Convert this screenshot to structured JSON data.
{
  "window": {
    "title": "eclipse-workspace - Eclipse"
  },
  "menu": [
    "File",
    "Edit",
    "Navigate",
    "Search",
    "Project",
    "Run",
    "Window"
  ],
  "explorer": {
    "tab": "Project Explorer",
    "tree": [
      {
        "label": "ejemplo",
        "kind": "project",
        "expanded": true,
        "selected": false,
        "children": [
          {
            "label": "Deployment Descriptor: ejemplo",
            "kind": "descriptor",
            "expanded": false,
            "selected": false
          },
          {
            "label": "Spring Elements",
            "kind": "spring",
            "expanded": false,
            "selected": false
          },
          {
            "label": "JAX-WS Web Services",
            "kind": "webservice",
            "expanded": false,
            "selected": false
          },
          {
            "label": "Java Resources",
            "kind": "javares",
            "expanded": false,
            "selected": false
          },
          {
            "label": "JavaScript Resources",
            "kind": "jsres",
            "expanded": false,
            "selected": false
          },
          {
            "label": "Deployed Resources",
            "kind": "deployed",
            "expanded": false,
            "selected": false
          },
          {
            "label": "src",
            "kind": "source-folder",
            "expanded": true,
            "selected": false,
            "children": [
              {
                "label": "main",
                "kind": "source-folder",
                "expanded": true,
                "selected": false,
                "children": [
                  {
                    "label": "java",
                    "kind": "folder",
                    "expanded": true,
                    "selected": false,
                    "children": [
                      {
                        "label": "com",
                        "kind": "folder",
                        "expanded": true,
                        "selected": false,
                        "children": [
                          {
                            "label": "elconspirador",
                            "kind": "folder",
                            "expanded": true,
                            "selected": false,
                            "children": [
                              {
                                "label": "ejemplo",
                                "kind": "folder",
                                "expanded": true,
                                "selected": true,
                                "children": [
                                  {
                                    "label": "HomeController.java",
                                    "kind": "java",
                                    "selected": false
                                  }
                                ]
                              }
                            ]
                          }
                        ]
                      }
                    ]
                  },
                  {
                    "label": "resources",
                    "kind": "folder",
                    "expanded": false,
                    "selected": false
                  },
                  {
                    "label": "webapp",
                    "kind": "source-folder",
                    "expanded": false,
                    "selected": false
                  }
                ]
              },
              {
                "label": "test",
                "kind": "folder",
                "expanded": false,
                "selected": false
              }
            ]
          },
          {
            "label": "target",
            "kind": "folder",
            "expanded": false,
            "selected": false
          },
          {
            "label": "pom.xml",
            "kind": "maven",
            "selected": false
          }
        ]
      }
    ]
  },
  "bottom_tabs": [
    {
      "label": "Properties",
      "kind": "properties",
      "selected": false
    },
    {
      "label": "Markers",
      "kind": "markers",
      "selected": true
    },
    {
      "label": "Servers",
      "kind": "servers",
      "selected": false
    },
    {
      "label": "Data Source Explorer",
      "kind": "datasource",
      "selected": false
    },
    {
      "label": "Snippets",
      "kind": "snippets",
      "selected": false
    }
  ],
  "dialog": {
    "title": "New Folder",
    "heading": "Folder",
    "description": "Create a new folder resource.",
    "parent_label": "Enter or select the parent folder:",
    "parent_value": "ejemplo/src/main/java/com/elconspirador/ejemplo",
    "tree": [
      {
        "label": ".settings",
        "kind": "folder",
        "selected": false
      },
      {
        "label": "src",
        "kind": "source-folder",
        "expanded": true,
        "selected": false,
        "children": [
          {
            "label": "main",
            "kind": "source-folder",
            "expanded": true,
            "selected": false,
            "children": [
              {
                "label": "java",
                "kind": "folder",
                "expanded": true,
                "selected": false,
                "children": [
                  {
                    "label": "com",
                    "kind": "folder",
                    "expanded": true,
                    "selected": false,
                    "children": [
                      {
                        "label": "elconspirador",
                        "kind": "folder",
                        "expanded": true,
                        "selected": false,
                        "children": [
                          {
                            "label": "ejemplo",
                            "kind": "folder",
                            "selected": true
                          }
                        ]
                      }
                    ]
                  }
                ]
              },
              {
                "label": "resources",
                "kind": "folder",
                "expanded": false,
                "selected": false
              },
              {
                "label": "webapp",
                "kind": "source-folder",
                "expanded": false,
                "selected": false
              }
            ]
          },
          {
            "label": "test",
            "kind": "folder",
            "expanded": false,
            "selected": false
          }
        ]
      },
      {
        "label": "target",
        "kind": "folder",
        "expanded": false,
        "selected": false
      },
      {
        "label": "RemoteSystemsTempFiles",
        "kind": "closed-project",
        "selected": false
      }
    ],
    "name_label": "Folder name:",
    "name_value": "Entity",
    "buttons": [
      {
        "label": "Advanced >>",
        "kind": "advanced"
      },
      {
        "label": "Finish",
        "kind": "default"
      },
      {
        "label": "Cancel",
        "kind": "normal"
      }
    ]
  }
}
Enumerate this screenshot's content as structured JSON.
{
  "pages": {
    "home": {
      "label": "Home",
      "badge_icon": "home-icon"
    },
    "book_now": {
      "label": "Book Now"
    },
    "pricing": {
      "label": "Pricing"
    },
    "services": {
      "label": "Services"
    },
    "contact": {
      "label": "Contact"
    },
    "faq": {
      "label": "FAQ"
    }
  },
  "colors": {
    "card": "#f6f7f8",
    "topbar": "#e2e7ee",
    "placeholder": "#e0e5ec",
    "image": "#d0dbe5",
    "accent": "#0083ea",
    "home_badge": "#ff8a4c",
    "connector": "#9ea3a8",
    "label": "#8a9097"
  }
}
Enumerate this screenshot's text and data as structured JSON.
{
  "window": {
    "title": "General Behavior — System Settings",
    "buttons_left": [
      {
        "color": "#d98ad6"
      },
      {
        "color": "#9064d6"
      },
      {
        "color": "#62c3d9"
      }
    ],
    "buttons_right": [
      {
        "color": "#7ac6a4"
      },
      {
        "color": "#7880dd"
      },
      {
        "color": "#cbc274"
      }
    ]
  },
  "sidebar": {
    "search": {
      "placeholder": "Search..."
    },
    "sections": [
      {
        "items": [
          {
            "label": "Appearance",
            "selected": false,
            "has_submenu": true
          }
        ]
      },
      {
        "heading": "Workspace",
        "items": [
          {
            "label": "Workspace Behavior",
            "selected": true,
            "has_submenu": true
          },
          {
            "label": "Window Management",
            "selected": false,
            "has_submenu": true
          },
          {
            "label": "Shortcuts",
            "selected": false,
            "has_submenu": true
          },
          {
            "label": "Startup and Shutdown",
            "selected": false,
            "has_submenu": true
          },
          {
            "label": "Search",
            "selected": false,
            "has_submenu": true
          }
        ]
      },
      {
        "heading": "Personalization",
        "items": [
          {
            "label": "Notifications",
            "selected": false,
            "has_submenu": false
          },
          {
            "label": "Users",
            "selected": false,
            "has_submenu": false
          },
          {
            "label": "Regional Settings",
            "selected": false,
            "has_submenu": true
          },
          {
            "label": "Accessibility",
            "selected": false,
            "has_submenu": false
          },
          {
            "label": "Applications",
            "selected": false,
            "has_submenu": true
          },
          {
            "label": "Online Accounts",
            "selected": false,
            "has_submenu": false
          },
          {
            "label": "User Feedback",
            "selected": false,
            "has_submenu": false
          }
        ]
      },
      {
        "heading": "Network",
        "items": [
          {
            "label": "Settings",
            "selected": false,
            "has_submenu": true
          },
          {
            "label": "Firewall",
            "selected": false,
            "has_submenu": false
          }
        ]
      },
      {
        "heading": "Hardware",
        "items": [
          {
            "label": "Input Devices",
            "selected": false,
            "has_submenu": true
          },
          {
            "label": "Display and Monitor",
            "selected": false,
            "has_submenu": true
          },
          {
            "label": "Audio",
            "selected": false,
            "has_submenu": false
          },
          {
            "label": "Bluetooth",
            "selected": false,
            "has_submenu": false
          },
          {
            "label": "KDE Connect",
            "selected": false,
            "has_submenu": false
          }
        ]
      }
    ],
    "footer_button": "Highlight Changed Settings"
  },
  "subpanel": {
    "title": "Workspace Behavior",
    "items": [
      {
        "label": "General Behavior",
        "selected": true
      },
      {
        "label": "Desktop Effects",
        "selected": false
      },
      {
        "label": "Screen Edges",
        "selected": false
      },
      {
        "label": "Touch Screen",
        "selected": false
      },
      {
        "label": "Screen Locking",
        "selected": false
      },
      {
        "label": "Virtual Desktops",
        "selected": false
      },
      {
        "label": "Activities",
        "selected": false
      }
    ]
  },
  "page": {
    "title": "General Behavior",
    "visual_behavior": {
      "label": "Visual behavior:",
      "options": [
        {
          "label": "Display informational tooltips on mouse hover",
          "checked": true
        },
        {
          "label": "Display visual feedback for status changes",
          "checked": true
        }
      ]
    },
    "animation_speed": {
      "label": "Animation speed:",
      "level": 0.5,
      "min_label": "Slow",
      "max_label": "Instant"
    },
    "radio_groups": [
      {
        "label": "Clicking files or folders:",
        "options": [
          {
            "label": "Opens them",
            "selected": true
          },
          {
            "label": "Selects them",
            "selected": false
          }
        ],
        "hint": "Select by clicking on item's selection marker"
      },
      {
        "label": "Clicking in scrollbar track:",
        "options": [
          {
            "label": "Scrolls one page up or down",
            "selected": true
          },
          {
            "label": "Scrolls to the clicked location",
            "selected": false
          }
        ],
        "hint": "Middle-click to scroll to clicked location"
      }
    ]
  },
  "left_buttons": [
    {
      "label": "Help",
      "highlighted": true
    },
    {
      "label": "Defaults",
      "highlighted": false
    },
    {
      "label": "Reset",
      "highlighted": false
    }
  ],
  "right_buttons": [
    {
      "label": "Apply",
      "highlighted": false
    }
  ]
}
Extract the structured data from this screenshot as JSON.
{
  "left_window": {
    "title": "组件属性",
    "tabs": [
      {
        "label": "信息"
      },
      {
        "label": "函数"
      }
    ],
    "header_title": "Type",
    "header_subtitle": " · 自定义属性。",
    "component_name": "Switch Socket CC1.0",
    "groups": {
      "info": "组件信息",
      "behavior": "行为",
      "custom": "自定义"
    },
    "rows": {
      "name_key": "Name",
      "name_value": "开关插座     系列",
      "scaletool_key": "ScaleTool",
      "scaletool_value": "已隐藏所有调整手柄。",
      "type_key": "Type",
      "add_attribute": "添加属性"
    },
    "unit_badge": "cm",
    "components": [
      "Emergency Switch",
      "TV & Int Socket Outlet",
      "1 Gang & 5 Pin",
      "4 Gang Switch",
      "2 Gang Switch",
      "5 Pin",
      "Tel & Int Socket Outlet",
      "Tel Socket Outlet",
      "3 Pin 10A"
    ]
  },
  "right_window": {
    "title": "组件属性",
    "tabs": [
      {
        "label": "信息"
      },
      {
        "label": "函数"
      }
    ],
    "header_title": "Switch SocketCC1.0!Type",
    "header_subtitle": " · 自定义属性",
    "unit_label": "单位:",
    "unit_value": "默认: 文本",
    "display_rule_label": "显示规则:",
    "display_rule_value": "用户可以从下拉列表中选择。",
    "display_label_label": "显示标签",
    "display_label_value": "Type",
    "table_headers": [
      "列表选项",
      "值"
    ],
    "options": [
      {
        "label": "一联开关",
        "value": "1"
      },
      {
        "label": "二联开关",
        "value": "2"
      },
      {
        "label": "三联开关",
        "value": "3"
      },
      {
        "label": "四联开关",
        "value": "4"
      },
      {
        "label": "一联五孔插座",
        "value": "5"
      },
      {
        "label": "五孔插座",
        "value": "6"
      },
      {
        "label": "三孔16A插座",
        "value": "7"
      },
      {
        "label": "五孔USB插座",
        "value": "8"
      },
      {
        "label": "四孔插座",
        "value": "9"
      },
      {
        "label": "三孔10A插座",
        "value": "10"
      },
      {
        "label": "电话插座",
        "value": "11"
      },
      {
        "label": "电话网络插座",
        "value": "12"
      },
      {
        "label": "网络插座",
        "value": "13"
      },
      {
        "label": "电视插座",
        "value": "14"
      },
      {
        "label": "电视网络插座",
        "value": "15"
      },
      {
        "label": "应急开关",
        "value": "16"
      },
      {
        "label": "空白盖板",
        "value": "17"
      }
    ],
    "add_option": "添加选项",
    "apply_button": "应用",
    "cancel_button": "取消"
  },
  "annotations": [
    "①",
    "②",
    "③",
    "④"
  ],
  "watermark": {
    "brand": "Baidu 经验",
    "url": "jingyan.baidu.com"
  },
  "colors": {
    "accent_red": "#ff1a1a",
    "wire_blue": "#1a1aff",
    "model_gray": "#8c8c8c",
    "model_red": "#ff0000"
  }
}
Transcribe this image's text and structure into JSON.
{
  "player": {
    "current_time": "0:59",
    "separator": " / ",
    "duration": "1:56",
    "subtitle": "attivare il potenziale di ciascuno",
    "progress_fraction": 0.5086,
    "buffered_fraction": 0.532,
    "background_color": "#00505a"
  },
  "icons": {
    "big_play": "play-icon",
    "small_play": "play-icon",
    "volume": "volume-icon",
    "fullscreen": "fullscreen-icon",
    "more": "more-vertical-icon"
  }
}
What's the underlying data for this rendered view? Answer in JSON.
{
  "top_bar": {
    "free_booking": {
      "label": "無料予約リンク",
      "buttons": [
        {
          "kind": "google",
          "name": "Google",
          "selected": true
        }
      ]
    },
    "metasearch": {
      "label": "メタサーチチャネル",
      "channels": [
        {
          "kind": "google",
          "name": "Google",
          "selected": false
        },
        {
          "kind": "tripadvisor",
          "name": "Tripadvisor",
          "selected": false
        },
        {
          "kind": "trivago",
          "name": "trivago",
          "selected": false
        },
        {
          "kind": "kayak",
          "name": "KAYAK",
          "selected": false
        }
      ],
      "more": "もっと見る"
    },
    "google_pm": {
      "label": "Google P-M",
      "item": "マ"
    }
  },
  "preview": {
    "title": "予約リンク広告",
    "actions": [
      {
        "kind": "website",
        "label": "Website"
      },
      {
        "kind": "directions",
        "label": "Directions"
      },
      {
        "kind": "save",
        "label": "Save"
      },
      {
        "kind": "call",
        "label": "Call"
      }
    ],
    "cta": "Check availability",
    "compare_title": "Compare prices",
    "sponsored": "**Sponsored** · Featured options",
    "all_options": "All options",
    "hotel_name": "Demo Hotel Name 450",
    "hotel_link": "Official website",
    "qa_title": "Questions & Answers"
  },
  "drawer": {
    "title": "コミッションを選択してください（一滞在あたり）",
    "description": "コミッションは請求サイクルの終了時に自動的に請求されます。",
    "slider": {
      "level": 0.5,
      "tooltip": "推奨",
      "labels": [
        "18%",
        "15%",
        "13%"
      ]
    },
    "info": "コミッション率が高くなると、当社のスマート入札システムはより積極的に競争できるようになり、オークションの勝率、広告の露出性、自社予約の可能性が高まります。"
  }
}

→ **What the task asks**
Return each line with "ejemplo".

→ **Worked answer**
        "label": "ejemplo",
            "label": "Deployment Descriptor: ejemplo",
                                "label": "ejemplo",
    "parent_value": "ejemplo/src/main/java/com/elconspirador/ejemplo",
                            "label": "ejemplo",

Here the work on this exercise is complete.